Job:
Identify and pull out each line of the entries in which "this" occurs.

------ Stored records

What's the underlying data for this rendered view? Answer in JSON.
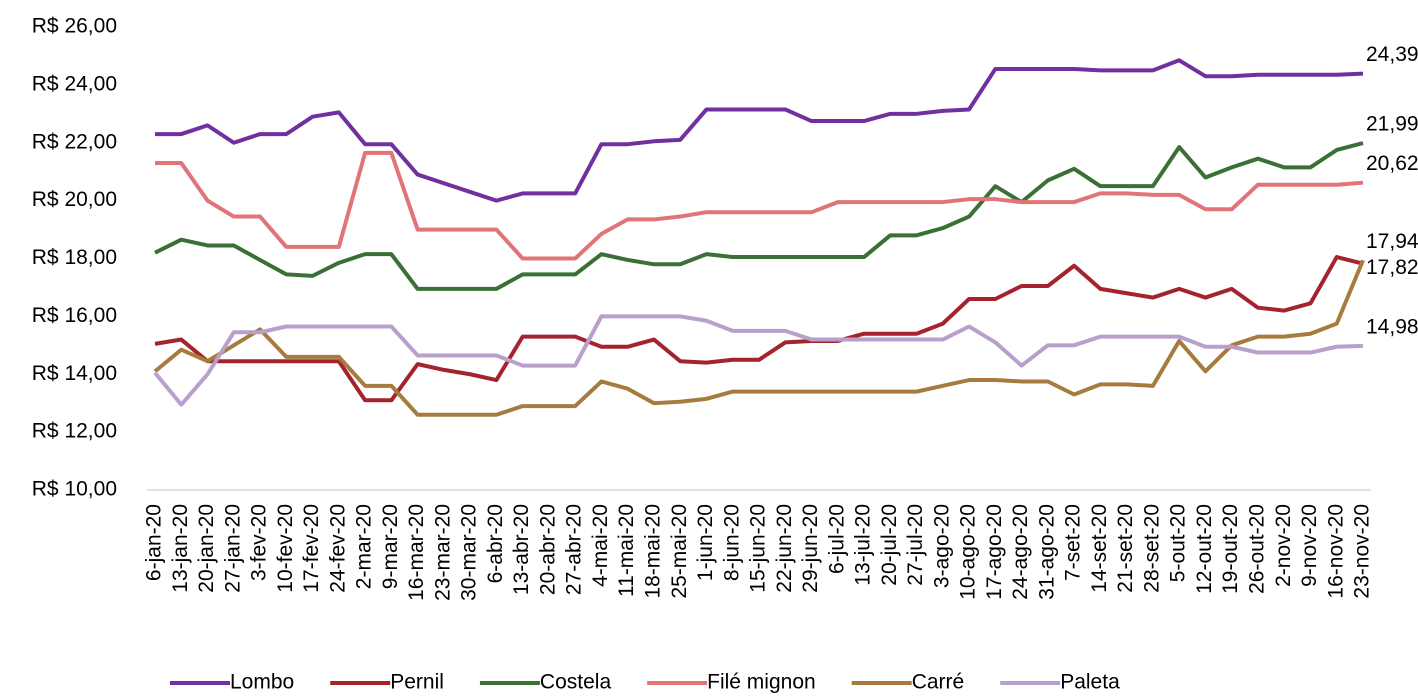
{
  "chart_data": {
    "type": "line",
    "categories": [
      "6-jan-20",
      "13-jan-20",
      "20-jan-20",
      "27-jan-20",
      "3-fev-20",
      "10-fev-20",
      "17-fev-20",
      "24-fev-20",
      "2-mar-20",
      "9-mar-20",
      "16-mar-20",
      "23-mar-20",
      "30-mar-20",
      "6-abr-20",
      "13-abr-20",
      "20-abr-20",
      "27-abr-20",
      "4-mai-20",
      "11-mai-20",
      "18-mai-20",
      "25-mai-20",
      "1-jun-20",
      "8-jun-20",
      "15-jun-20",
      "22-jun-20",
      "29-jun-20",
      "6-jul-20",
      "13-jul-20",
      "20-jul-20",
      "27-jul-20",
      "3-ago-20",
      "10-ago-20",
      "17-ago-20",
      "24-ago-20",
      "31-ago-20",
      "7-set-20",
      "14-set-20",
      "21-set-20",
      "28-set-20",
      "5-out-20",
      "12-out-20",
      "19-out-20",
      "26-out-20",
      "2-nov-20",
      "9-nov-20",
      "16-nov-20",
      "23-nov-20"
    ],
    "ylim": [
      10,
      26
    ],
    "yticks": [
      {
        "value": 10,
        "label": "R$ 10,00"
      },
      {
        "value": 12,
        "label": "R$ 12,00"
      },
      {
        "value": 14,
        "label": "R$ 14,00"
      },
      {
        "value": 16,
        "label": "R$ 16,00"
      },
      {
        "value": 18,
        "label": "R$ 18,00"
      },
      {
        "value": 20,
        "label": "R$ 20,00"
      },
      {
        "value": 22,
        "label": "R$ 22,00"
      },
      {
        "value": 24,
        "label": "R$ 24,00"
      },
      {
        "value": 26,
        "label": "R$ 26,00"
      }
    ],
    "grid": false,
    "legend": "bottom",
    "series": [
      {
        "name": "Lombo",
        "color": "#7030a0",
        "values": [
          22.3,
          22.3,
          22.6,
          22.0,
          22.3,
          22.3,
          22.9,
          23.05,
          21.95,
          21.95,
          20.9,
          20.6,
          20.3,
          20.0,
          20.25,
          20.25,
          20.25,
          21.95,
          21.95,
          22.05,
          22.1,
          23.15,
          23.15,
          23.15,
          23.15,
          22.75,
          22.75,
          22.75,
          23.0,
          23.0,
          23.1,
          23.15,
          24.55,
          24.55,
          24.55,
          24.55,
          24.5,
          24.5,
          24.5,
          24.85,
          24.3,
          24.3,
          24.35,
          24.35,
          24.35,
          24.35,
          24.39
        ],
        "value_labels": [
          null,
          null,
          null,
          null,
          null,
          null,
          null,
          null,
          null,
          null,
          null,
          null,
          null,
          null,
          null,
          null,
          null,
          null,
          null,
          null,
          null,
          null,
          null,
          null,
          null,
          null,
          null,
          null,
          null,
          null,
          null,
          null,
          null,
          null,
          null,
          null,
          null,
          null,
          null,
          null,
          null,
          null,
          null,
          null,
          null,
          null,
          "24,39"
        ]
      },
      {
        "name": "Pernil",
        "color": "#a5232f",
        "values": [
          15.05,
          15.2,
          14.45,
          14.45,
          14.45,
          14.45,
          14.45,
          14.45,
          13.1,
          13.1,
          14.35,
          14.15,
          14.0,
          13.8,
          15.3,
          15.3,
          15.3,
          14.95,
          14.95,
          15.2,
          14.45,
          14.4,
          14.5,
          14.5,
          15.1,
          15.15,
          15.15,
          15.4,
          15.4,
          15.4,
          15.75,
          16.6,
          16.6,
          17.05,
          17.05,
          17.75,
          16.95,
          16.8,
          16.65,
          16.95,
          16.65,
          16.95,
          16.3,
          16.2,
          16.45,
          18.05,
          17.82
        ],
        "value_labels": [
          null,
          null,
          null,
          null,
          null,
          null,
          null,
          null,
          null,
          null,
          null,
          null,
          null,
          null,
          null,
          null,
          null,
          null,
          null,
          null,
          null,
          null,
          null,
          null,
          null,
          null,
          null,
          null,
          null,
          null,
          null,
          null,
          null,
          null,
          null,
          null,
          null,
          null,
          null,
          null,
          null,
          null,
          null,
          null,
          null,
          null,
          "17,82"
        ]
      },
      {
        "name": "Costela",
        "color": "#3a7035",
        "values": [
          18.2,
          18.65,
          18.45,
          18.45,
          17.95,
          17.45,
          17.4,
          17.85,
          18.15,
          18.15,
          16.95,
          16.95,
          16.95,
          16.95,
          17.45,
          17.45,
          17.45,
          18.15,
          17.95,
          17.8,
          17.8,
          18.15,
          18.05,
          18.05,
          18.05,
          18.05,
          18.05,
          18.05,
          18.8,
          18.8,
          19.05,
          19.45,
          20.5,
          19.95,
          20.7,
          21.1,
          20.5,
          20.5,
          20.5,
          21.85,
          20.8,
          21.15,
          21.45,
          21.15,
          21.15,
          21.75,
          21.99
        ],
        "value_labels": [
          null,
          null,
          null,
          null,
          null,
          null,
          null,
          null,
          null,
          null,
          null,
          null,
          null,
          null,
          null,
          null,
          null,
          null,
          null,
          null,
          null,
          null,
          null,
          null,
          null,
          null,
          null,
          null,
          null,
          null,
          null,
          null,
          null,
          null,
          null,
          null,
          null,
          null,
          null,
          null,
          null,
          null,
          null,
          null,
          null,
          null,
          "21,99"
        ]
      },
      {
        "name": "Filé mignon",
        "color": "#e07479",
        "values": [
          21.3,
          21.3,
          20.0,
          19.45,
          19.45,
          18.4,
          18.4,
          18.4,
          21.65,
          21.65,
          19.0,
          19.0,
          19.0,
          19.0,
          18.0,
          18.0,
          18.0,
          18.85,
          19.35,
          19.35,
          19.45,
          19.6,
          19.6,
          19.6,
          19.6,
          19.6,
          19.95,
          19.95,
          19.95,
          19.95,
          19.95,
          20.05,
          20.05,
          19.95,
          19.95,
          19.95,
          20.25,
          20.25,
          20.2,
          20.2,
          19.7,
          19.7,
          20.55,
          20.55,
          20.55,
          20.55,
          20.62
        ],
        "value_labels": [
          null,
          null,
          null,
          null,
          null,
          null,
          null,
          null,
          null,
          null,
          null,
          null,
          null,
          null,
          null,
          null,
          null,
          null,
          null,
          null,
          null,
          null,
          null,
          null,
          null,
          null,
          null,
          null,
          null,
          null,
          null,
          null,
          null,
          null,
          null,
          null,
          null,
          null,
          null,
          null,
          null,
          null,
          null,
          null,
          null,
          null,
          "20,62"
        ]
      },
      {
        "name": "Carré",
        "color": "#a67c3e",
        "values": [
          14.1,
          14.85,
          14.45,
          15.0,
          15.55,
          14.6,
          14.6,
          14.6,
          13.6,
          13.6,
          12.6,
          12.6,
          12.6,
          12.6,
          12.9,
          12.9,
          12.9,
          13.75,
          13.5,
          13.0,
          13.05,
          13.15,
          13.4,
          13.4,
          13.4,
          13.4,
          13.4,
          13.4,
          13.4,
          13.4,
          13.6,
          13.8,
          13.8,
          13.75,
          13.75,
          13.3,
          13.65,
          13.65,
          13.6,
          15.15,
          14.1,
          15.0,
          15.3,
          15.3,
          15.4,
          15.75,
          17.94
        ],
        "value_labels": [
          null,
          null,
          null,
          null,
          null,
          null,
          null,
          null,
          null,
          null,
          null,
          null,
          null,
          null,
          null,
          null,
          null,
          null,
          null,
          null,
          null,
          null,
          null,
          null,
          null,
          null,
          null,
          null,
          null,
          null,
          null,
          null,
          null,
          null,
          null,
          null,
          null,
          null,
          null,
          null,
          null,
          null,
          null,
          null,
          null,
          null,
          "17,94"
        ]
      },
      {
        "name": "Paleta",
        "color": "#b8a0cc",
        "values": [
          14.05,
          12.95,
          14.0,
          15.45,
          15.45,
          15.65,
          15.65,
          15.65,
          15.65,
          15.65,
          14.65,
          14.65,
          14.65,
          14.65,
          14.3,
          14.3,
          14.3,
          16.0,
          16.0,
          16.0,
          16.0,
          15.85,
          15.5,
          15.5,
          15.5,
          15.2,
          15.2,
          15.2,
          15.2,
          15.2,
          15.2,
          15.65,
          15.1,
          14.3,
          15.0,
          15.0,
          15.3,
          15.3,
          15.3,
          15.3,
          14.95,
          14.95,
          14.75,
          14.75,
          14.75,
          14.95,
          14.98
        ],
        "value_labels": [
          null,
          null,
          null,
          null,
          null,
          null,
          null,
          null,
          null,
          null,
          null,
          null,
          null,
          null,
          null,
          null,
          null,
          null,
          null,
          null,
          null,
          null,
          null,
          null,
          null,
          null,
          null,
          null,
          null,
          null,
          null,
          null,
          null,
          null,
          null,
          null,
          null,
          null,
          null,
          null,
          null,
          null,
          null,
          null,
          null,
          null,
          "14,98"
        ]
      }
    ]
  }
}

------------
------ Stored records

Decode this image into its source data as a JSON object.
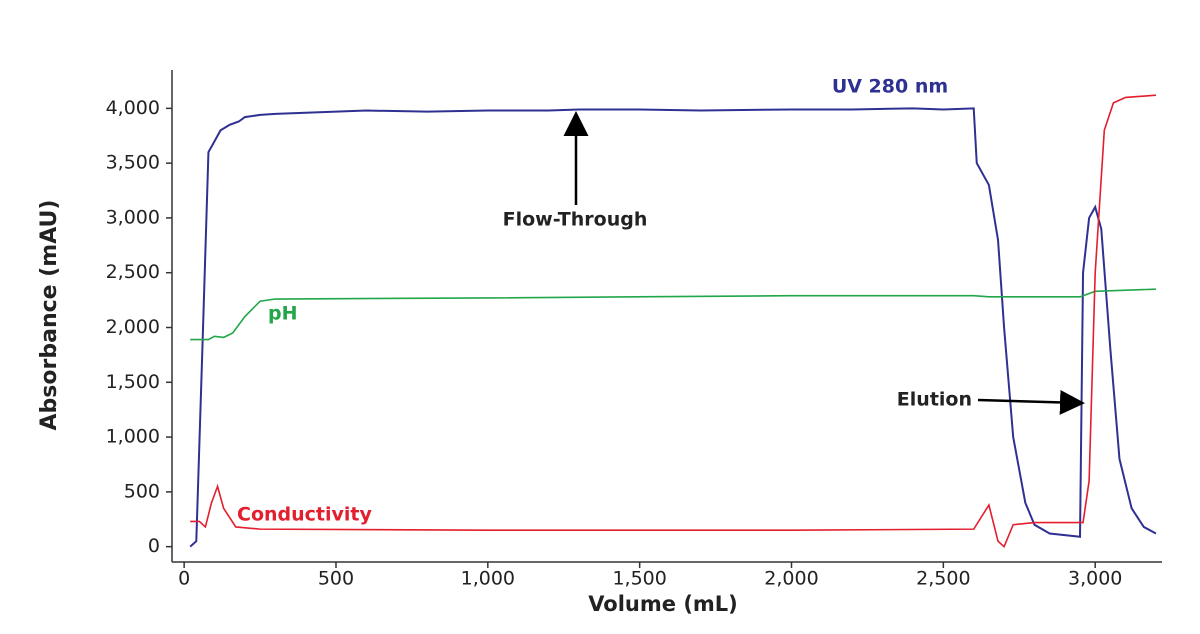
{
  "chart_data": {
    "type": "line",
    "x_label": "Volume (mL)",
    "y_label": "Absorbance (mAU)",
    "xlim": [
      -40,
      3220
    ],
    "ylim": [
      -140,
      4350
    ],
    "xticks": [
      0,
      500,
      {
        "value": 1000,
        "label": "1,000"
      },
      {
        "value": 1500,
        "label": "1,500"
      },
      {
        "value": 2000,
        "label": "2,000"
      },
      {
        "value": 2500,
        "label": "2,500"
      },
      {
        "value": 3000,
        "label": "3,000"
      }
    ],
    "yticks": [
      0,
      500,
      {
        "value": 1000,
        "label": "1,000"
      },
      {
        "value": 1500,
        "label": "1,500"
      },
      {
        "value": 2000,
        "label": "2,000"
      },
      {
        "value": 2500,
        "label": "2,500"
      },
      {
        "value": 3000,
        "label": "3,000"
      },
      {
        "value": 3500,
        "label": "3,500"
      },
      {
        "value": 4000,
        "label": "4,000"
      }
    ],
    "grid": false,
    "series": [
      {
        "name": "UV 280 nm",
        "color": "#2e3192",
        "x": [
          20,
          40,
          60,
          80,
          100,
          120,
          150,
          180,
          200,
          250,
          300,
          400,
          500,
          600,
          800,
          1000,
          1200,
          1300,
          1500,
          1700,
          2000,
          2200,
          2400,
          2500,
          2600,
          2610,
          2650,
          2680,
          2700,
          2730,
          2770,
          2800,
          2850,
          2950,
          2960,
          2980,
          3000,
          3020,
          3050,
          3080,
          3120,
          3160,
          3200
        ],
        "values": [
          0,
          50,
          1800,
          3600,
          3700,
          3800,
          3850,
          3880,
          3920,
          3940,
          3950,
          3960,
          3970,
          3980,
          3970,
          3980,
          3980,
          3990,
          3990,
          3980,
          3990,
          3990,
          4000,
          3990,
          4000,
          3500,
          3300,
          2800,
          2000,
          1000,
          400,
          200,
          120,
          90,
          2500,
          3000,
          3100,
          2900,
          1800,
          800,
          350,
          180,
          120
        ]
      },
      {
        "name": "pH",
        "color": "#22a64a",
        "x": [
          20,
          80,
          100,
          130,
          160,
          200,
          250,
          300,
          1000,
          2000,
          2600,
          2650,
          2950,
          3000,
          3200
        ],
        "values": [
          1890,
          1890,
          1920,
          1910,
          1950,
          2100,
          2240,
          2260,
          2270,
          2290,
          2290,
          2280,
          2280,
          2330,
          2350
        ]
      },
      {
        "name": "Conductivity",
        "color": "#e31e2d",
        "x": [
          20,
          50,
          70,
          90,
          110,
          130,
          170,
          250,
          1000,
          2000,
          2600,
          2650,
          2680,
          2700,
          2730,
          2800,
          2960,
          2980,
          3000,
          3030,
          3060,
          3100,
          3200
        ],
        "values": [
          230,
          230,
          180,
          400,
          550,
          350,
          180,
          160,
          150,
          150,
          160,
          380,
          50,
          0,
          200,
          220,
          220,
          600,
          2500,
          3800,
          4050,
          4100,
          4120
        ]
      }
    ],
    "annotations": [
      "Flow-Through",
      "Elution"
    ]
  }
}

------------

The reply:
What's the underlying data for this rendered view? Answer in JSON.
Decode this image into its source data as a JSON object.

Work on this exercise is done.